(WHAT IS EXPECTED)
List each line in which the string "this" appears.

(ENTRIES SUPPLIED)

-------------------------

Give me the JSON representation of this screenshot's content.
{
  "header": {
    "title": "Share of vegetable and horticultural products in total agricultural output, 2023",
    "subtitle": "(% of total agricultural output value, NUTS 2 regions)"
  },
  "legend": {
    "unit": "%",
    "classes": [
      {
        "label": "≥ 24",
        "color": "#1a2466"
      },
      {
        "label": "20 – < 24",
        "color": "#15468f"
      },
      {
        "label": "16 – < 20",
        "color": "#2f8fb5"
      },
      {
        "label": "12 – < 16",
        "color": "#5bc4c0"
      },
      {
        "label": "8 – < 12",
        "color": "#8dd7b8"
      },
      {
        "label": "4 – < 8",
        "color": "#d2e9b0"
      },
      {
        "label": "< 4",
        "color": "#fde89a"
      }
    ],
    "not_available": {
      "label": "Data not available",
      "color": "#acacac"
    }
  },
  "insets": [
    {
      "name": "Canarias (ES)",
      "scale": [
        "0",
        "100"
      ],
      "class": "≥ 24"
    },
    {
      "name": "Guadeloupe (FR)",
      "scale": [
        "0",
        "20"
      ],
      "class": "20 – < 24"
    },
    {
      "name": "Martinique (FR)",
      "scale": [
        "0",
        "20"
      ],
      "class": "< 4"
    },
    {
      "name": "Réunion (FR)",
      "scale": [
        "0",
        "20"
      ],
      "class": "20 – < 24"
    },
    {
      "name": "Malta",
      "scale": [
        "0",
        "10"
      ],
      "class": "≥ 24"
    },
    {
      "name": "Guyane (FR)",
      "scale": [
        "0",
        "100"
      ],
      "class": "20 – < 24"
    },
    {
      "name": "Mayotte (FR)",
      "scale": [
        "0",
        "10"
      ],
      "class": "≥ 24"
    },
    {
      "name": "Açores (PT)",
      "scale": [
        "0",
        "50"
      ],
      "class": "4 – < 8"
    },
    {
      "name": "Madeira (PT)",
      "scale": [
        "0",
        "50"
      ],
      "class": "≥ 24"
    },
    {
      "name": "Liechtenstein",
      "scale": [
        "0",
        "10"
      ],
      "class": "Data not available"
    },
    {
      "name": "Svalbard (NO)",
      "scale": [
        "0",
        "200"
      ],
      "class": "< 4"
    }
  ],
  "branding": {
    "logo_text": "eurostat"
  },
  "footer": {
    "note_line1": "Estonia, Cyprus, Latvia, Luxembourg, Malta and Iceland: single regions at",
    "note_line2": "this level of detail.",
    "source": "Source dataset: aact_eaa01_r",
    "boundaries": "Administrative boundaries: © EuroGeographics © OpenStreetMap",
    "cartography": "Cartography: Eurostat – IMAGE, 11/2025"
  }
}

-------------------------

(SOLUTION)
Give me the JSON representation of this screenshot's content.
    "note_line2": "this level of detail.",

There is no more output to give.